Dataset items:

====

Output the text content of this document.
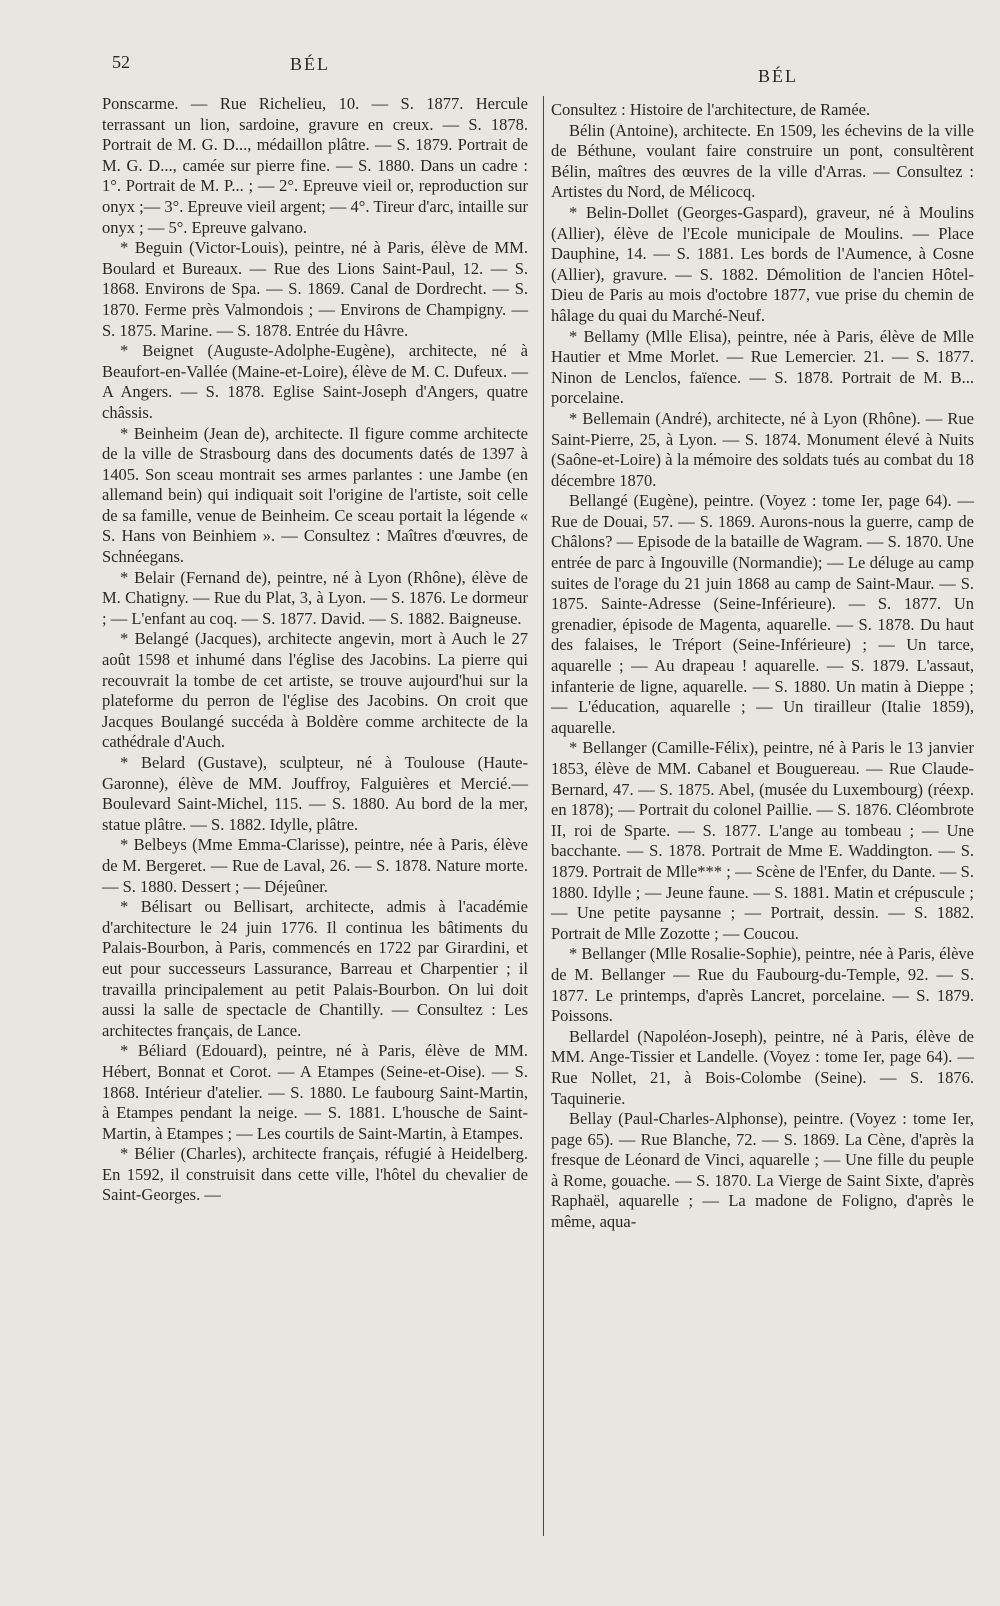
52	BÉL
BÉL

Ponscarme. — Rue Richelieu, 10. — S. 1877. Hercule terrassant un lion, sardoine, gravure en creux. — S. 1878. Portrait de M. G. D..., médaillon plâtre. — S. 1879. Portrait de M. G. D..., camée sur pierre fine. — S. 1880. Dans un cadre : 1°. Portrait de M. P... ; — 2°. Epreuve vieil or, reproduction sur onyx ;— 3°. Epreuve vieil argent; — 4°. Tireur d'arc, intaille sur onyx ; — 5°. Epreuve galvano.

* Beguin (Victor-Louis), peintre, né à Paris, élève de MM. Boulard et Bureaux. — Rue des Lions Saint-Paul, 12. — S. 1868. Environs de Spa. — S. 1869. Canal de Dordrecht. — S. 1870. Ferme près Valmondois ; — Environs de Champigny. — S. 1875. Marine. — S. 1878. Entrée du Hâvre.

* Beignet (Auguste-Adolphe-Eugène), architecte, né à Beaufort-en-Vallée (Maine-et-Loire), élève de M. C. Dufeux. — A Angers. — S. 1878. Eglise Saint-Joseph d'Angers, quatre châssis.

* Beinheim (Jean de), architecte. Il figure comme architecte de la ville de Strasbourg dans des documents datés de 1397 à 1405. Son sceau montrait ses armes parlantes : une Jambe (en allemand bein) qui indiquait soit l'origine de l'artiste, soit celle de sa famille, venue de Beinheim. Ce sceau portait la légende « S. Hans von Beinhiem ». — Consultez : Maîtres d'œuvres, de Schnéegans.

* Belair (Fernand de), peintre, né à Lyon (Rhône), élève de M. Chatigny. — Rue du Plat, 3, à Lyon. — S. 1876. Le dormeur ; — L'enfant au coq. — S. 1877. David. — S. 1882. Baigneuse.

* Belangé (Jacques), architecte angevin, mort à Auch le 27 août 1598 et inhumé dans l'église des Jacobins. La pierre qui recouvrait la tombe de cet artiste, se trouve aujourd'hui sur la plateforme du perron de l'église des Jacobins. On croit que Jacques Boulangé succéda à Boldère comme architecte de la cathédrale d'Auch.

* Belard (Gustave), sculpteur, né à Toulouse (Haute-Garonne), élève de MM. Jouffroy, Falguières et Mercié.—Boulevard Saint-Michel, 115. — S. 1880. Au bord de la mer, statue plâtre. — S. 1882. Idylle, plâtre.

* Belbeys (Mme Emma-Clarisse), peintre, née à Paris, élève de M. Bergeret. — Rue de Laval, 26. — S. 1878. Nature morte. — S. 1880. Dessert ; — Déjeûner.

* Bélisart ou Bellisart, architecte, admis à l'académie d'architecture le 24 juin 1776. Il continua les bâtiments du Palais-Bourbon, à Paris, commencés en 1722 par Girardini, et eut pour successeurs Lassurance, Barreau et Charpentier ; il travailla principalement au petit Palais-Bourbon. On lui doit aussi la salle de spectacle de Chantilly. — Consultez : Les architectes français, de Lance.

* Béliard (Edouard), peintre, né à Paris, élève de MM. Hébert, Bonnat et Corot. — A Etampes (Seine-et-Oise). — S. 1868. Intérieur d'atelier. — S. 1880. Le faubourg Saint-Martin, à Etampes pendant la neige. — S. 1881. L'housche de Saint-Martin, à Etampes ; — Les courtils de Saint-Martin, à Etampes.

* Bélier (Charles), architecte français, réfugié à Heidelberg. En 1592, il construisit dans cette ville, l'hôtel du chevalier de Saint-Georges. —

Consultez : Histoire de l'architecture, de Ramée.

Bélin (Antoine), architecte. En 1509, les échevins de la ville de Béthune, voulant faire construire un pont, consultèrent Bélin, maîtres des œuvres de la ville d'Arras. — Consultez : Artistes du Nord, de Mélicocq.

* Belin-Dollet (Georges-Gaspard), graveur, né à Moulins (Allier), élève de l'Ecole municipale de Moulins. — Place Dauphine, 14. — S. 1881. Les bords de l'Aumence, à Cosne (Allier), gravure. — S. 1882. Démolition de l'ancien Hôtel-Dieu de Paris au mois d'octobre 1877, vue prise du chemin de hâlage du quai du Marché-Neuf.

* Bellamy (Mlle Elisa), peintre, née à Paris, élève de Mlle Hautier et Mme Morlet. — Rue Lemercier. 21. — S. 1877. Ninon de Lenclos, faïence. — S. 1878. Portrait de M. B... porcelaine.

* Bellemain (André), architecte, né à Lyon (Rhône). — Rue Saint-Pierre, 25, à Lyon. — S. 1874. Monument élevé à Nuits (Saône-et-Loire) à la mémoire des soldats tués au combat du 18 décembre 1870.

Bellangé (Eugène), peintre. (Voyez : tome Ier, page 64). — Rue de Douai, 57. — S. 1869. Aurons-nous la guerre, camp de Châlons? — Episode de la bataille de Wagram. — S. 1870. Une entrée de parc à Ingouville (Normandie); — Le déluge au camp suites de l'orage du 21 juin 1868 au camp de Saint-Maur. — S. 1875. Sainte-Adresse (Seine-Inférieure). — S. 1877. Un grenadier, épisode de Magenta, aquarelle. — S. 1878. Du haut des falaises, le Tréport (Seine-Inférieure) ; — Un tarce, aquarelle ; — Au drapeau ! aquarelle. — S. 1879. L'assaut, infanterie de ligne, aquarelle. — S. 1880. Un matin à Dieppe ; — L'éducation, aquarelle ; — Un tirailleur (Italie 1859), aquarelle.

* Bellanger (Camille-Félix), peintre, né à Paris le 13 janvier 1853, élève de MM. Cabanel et Bouguereau. — Rue Claude-Bernard, 47. — S. 1875. Abel, (musée du Luxembourg) (réexp. en 1878); — Portrait du colonel Paillie. — S. 1876. Cléombrote II, roi de Sparte. — S. 1877. L'ange au tombeau ; — Une bacchante. — S. 1878. Portrait de Mme E. Waddington. — S. 1879. Portrait de Mlle*** ; — Scène de l'Enfer, du Dante. — S. 1880. Idylle ; — Jeune faune. — S. 1881. Matin et crépuscule ; — Une petite paysanne ; — Portrait, dessin. — S. 1882. Portrait de Mlle Zozotte ; — Coucou.

* Bellanger (Mlle Rosalie-Sophie), peintre, née à Paris, élève de M. Bellanger — Rue du Faubourg-du-Temple, 92. — S. 1877. Le printemps, d'après Lancret, porcelaine. — S. 1879. Poissons.

Bellardel (Napoléon-Joseph), peintre, né à Paris, élève de MM. Ange-Tissier et Landelle. (Voyez : tome Ier, page 64). — Rue Nollet, 21, à Bois-Colombe (Seine). — S. 1876. Taquinerie.

Bellay (Paul-Charles-Alphonse), peintre. (Voyez : tome Ier, page 65). — Rue Blanche, 72. — S. 1869. La Cène, d'après la fresque de Léonard de Vinci, aquarelle ; — Une fille du peuple à Rome, gouache. — S. 1870. La Vierge de Saint Sixte, d'après Raphaël, aquarelle ; — La madone de Foligno, d'après le même, aqua-
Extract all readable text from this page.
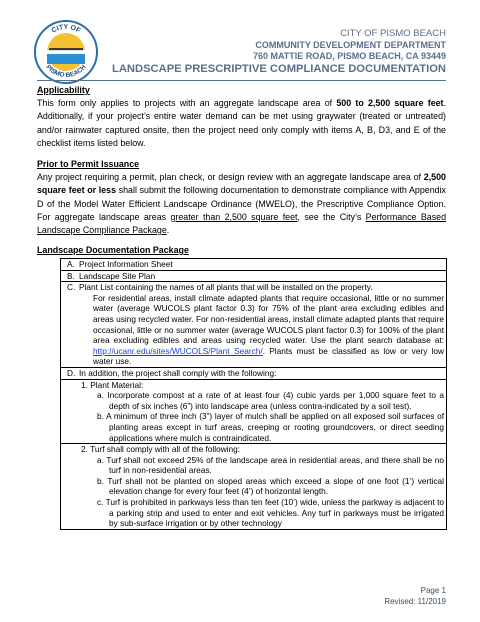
CITY OF
PISMO BEACH
CITY OF PISMO BEACH
COMMUNITY DEVELOPMENT DEPARTMENT
760 MATTIE ROAD, PISMO BEACH, CA 93449
LANDSCAPE PRESCRIPTIVE COMPLIANCE DOCUMENTATION
Applicability
This form only applies to projects with an aggregate landscape area of 500 to 2,500 square feet. Additionally, if your project’s entire water demand can be met using graywater (treated or untreated) and/or rainwater captured onsite, then the project need only comply with items A, B, D3, and E of the checklist items listed below.
Prior to Permit Issuance
Any project requiring a permit, plan check, or design review with an aggregate landscape area of 2,500 square feet or less shall submit the following documentation to demonstrate compliance with Appendix D of the Model Water Efficient Landscape Ordinance (MWELO), the Prescriptive Compliance Option. For aggregate landscape areas greater than 2,500 square feet, see the City’s Performance Based Landscape Compliance Package.
Landscape Documentation Package
A. Project Information Sheet
B. Landscape Site Plan

C. Plant List containing the names of all plants that will be installed on the property.
For residential areas, install climate adapted plants that require occasional, little or no summer water (average WUCOLS plant factor 0.3) for 75% of the plant area excluding edibles and areas using recycled water. For non-residential areas, install climate adapted plants that require occasional, little or no summer water (average WUCOLS plant factor 0.3) for 100% of the plant area excluding edibles and areas using recycled water. Use the plant search database at: http://ucanr.edu/sites/WUCOLS/Plant_Search/. Plants must be classified as low or very low water use.

D. In addition, the project shall comply with the following:

1. Plant Material:
a. Incorporate compost at a rate of at least four (4) cubic yards per 1,000 square feet to a depth of six inches (6”) into landscape area (unless contra-indicated by a soil test).
b. A minimum of three inch (3”) layer of mulch shall be applied on all exposed soil surfaces of planting areas except in turf areas, creeping or rooting groundcovers, or direct seeding applications where mulch is contraindicated.

2. Turf shall comply with all of the following:
a. Turf shall not exceed 25% of the landscape area in residential areas, and there shall be no turf in non-residential areas.
b. Turf shall not be planted on sloped areas which exceed a slope of one foot (1’) vertical elevation change for every four feet (4’) of horizontal length.
c. Turf is prohibited in parkways less than ten feet (10’) wide, unless the parkway is adjacent to a parking strip and used to enter and exit vehicles. Any turf in parkways must be irrigated by sub-surface irrigation or by other technology
Page 1
Revised: 11/2019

====

In the entries above, find the lines containing the word "than" and say how many there are, with no other words.

**ANSWER IN FULL**
2